(Figure content listings)
________________________________________
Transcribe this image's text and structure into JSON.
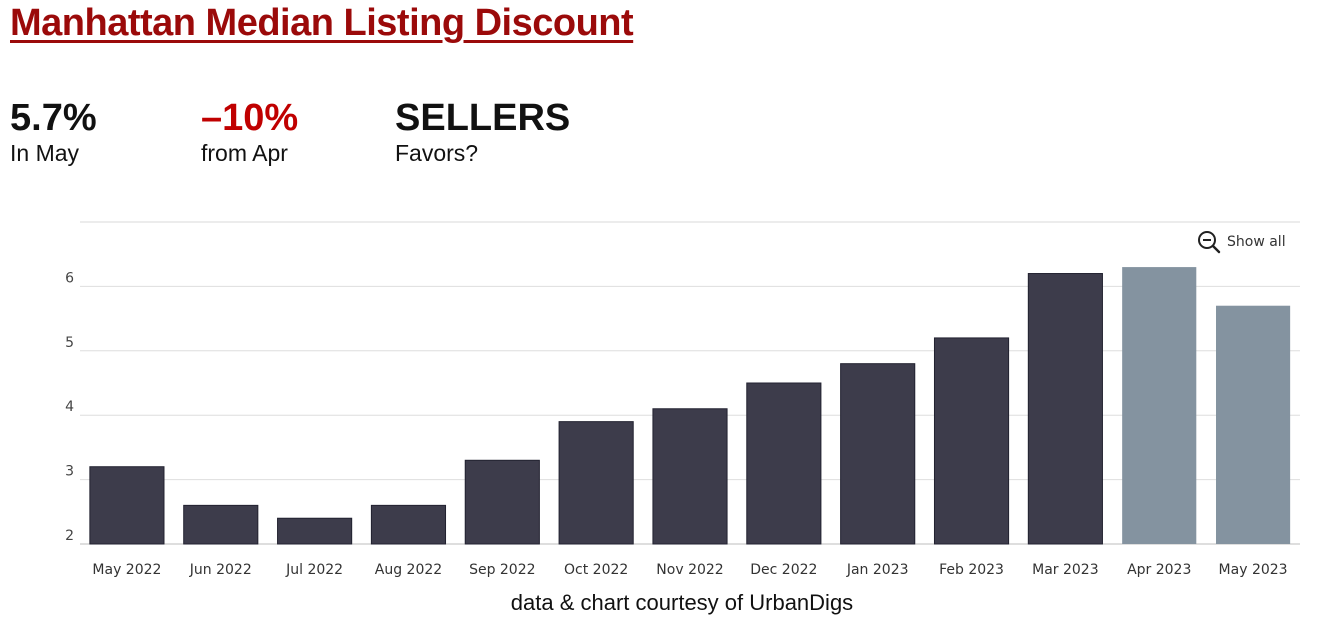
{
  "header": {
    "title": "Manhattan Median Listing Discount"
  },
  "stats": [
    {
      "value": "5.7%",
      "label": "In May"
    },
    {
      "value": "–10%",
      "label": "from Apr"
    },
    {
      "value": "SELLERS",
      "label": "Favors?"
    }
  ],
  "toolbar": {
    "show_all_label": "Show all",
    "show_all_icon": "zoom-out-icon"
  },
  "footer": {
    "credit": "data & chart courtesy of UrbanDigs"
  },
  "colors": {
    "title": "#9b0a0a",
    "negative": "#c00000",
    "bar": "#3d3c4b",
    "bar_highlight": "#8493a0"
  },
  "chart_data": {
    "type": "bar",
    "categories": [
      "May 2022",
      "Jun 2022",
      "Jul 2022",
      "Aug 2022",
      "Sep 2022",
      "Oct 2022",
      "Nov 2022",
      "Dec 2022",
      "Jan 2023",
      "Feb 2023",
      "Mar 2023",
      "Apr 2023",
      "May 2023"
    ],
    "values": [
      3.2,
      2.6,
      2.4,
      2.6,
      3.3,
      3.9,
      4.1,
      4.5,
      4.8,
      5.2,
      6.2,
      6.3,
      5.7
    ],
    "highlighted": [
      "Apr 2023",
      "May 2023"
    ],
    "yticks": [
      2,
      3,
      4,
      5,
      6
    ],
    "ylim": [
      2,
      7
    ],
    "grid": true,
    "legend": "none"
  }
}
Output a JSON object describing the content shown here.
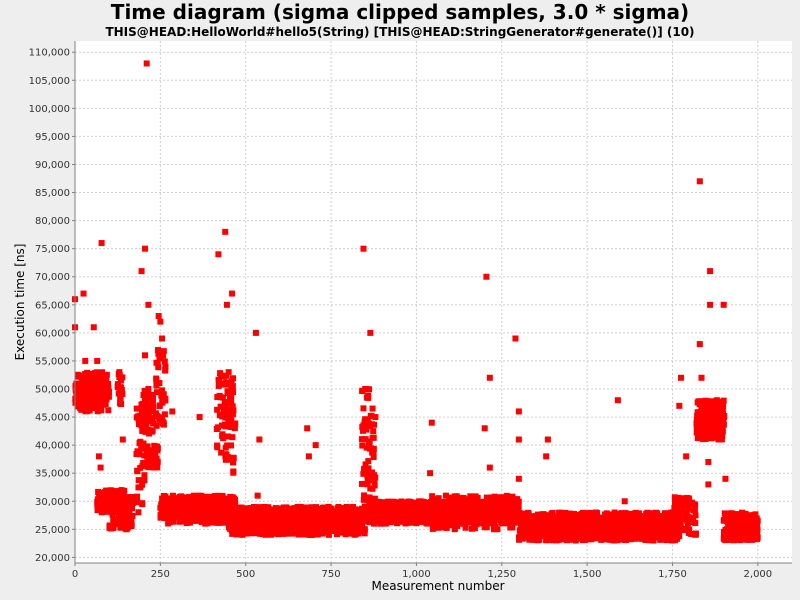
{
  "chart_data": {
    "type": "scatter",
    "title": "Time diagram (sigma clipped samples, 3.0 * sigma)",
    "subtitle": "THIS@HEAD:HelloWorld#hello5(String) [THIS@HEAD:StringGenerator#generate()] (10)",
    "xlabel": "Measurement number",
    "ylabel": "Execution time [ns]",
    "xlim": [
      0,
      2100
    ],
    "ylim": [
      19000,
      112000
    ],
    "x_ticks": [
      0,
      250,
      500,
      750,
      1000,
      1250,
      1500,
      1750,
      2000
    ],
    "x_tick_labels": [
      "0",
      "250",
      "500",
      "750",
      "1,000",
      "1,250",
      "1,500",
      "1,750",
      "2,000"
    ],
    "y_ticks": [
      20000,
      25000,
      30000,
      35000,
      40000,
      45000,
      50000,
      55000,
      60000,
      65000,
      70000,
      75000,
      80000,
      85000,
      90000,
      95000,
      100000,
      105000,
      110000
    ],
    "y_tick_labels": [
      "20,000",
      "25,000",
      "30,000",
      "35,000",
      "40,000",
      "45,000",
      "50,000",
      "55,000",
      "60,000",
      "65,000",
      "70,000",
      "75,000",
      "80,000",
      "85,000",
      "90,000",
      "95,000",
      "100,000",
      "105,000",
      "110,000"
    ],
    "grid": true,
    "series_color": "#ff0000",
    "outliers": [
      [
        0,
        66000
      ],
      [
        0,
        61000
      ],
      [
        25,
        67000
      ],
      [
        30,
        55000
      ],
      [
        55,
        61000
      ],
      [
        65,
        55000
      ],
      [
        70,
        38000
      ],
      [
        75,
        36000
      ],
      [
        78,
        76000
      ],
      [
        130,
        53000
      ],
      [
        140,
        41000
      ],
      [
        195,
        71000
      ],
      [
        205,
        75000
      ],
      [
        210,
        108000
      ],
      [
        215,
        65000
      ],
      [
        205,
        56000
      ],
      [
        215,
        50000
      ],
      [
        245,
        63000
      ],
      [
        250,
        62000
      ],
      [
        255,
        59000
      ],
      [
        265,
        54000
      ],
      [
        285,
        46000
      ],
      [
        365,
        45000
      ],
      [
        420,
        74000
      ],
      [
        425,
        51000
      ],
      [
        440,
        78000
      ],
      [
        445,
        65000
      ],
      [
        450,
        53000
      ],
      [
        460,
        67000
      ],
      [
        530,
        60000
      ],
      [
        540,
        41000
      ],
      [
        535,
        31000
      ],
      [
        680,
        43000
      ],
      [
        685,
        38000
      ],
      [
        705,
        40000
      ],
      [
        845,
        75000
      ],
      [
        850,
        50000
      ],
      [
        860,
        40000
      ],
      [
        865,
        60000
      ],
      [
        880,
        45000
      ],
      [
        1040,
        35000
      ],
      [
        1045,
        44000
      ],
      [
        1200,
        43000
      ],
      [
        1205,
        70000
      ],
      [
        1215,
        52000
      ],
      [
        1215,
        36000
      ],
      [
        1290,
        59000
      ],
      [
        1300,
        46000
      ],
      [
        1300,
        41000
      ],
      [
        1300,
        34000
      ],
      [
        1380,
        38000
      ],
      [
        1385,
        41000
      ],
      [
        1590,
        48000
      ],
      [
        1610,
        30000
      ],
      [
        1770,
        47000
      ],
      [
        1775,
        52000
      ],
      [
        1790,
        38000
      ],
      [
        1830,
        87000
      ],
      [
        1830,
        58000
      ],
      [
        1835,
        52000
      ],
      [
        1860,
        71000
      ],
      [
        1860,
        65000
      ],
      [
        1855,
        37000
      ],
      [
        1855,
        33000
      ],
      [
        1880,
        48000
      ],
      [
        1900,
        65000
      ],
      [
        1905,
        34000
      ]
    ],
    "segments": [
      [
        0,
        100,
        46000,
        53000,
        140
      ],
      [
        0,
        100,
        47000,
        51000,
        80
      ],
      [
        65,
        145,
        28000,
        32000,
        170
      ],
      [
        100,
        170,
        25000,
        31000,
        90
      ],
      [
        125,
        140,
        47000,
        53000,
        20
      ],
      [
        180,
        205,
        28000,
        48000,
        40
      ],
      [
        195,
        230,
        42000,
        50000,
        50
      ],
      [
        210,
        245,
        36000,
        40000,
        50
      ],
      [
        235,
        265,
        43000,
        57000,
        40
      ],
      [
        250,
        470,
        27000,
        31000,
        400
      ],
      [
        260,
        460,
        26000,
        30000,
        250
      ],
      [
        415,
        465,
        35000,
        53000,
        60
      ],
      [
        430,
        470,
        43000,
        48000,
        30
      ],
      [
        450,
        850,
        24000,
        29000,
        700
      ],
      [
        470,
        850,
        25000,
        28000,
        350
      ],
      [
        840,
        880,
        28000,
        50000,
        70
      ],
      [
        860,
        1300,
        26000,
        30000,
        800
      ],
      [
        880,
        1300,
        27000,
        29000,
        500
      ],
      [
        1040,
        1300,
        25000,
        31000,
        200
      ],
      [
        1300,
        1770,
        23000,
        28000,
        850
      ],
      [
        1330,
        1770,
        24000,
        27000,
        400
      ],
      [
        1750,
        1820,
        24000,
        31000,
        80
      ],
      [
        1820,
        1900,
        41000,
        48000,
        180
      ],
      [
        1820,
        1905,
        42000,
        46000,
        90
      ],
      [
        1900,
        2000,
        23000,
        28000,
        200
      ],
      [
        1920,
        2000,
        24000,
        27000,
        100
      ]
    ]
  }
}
________________________________________
■ What to do ■
Copy out the records above in full, exactly as written, but not the pictures.

■ Full response ■
Transcribe this image's text and structure into JSON.
{
  "header": {
    "title": "Manhattan Median Listing Discount"
  },
  "stats": [
    {
      "value": "5.7%",
      "label": "In May"
    },
    {
      "value": "–10%",
      "label": "from Apr"
    },
    {
      "value": "SELLERS",
      "label": "Favors?"
    }
  ],
  "toolbar": {
    "show_all_label": "Show all",
    "show_all_icon": "zoom-out-icon"
  },
  "footer": {
    "credit": "data & chart courtesy of UrbanDigs"
  },
  "colors": {
    "title": "#9b0a0a",
    "negative": "#c00000",
    "bar": "#3d3c4b",
    "bar_highlight": "#8493a0"
  },
  "chart_data": {
    "type": "bar",
    "categories": [
      "May 2022",
      "Jun 2022",
      "Jul 2022",
      "Aug 2022",
      "Sep 2022",
      "Oct 2022",
      "Nov 2022",
      "Dec 2022",
      "Jan 2023",
      "Feb 2023",
      "Mar 2023",
      "Apr 2023",
      "May 2023"
    ],
    "values": [
      3.2,
      2.6,
      2.4,
      2.6,
      3.3,
      3.9,
      4.1,
      4.5,
      4.8,
      5.2,
      6.2,
      6.3,
      5.7
    ],
    "highlighted": [
      "Apr 2023",
      "May 2023"
    ],
    "yticks": [
      2,
      3,
      4,
      5,
      6
    ],
    "ylim": [
      2,
      7
    ],
    "grid": true,
    "legend": "none"
  }
}
Output a JSON object describing the content shown here.
{
  "chart_data": {
    "type": "scatter",
    "title": "Time diagram (sigma clipped samples, 3.0 * sigma)",
    "subtitle": "THIS@HEAD:HelloWorld#hello5(String) [THIS@HEAD:StringGenerator#generate()] (10)",
    "xlabel": "Measurement number",
    "ylabel": "Execution time [ns]",
    "xlim": [
      0,
      2100
    ],
    "ylim": [
      19000,
      112000
    ],
    "x_ticks": [
      0,
      250,
      500,
      750,
      1000,
      1250,
      1500,
      1750,
      2000
    ],
    "x_tick_labels": [
      "0",
      "250",
      "500",
      "750",
      "1,000",
      "1,250",
      "1,500",
      "1,750",
      "2,000"
    ],
    "y_ticks": [
      20000,
      25000,
      30000,
      35000,
      40000,
      45000,
      50000,
      55000,
      60000,
      65000,
      70000,
      75000,
      80000,
      85000,
      90000,
      95000,
      100000,
      105000,
      110000
    ],
    "y_tick_labels": [
      "20,000",
      "25,000",
      "30,000",
      "35,000",
      "40,000",
      "45,000",
      "50,000",
      "55,000",
      "60,000",
      "65,000",
      "70,000",
      "75,000",
      "80,000",
      "85,000",
      "90,000",
      "95,000",
      "100,000",
      "105,000",
      "110,000"
    ],
    "grid": true,
    "series_color": "#ff0000",
    "outliers": [
      [
        0,
        66000
      ],
      [
        0,
        61000
      ],
      [
        25,
        67000
      ],
      [
        30,
        55000
      ],
      [
        55,
        61000
      ],
      [
        65,
        55000
      ],
      [
        70,
        38000
      ],
      [
        75,
        36000
      ],
      [
        78,
        76000
      ],
      [
        130,
        53000
      ],
      [
        140,
        41000
      ],
      [
        195,
        71000
      ],
      [
        205,
        75000
      ],
      [
        210,
        108000
      ],
      [
        215,
        65000
      ],
      [
        205,
        56000
      ],
      [
        215,
        50000
      ],
      [
        245,
        63000
      ],
      [
        250,
        62000
      ],
      [
        255,
        59000
      ],
      [
        265,
        54000
      ],
      [
        285,
        46000
      ],
      [
        365,
        45000
      ],
      [
        420,
        74000
      ],
      [
        425,
        51000
      ],
      [
        440,
        78000
      ],
      [
        445,
        65000
      ],
      [
        450,
        53000
      ],
      [
        460,
        67000
      ],
      [
        530,
        60000
      ],
      [
        540,
        41000
      ],
      [
        535,
        31000
      ],
      [
        680,
        43000
      ],
      [
        685,
        38000
      ],
      [
        705,
        40000
      ],
      [
        845,
        75000
      ],
      [
        850,
        50000
      ],
      [
        860,
        40000
      ],
      [
        865,
        60000
      ],
      [
        880,
        45000
      ],
      [
        1040,
        35000
      ],
      [
        1045,
        44000
      ],
      [
        1200,
        43000
      ],
      [
        1205,
        70000
      ],
      [
        1215,
        52000
      ],
      [
        1215,
        36000
      ],
      [
        1290,
        59000
      ],
      [
        1300,
        46000
      ],
      [
        1300,
        41000
      ],
      [
        1300,
        34000
      ],
      [
        1380,
        38000
      ],
      [
        1385,
        41000
      ],
      [
        1590,
        48000
      ],
      [
        1610,
        30000
      ],
      [
        1770,
        47000
      ],
      [
        1775,
        52000
      ],
      [
        1790,
        38000
      ],
      [
        1830,
        87000
      ],
      [
        1830,
        58000
      ],
      [
        1835,
        52000
      ],
      [
        1860,
        71000
      ],
      [
        1860,
        65000
      ],
      [
        1855,
        37000
      ],
      [
        1855,
        33000
      ],
      [
        1880,
        48000
      ],
      [
        1900,
        65000
      ],
      [
        1905,
        34000
      ]
    ],
    "segments": [
      [
        0,
        100,
        46000,
        53000,
        140
      ],
      [
        0,
        100,
        47000,
        51000,
        80
      ],
      [
        65,
        145,
        28000,
        32000,
        170
      ],
      [
        100,
        170,
        25000,
        31000,
        90
      ],
      [
        125,
        140,
        47000,
        53000,
        20
      ],
      [
        180,
        205,
        28000,
        48000,
        40
      ],
      [
        195,
        230,
        42000,
        50000,
        50
      ],
      [
        210,
        245,
        36000,
        40000,
        50
      ],
      [
        235,
        265,
        43000,
        57000,
        40
      ],
      [
        250,
        470,
        27000,
        31000,
        400
      ],
      [
        260,
        460,
        26000,
        30000,
        250
      ],
      [
        415,
        465,
        35000,
        53000,
        60
      ],
      [
        430,
        470,
        43000,
        48000,
        30
      ],
      [
        450,
        850,
        24000,
        29000,
        700
      ],
      [
        470,
        850,
        25000,
        28000,
        350
      ],
      [
        840,
        880,
        28000,
        50000,
        70
      ],
      [
        860,
        1300,
        26000,
        30000,
        800
      ],
      [
        880,
        1300,
        27000,
        29000,
        500
      ],
      [
        1040,
        1300,
        25000,
        31000,
        200
      ],
      [
        1300,
        1770,
        23000,
        28000,
        850
      ],
      [
        1330,
        1770,
        24000,
        27000,
        400
      ],
      [
        1750,
        1820,
        24000,
        31000,
        80
      ],
      [
        1820,
        1900,
        41000,
        48000,
        180
      ],
      [
        1820,
        1905,
        42000,
        46000,
        90
      ],
      [
        1900,
        2000,
        23000,
        28000,
        200
      ],
      [
        1920,
        2000,
        24000,
        27000,
        100
      ]
    ]
  }
}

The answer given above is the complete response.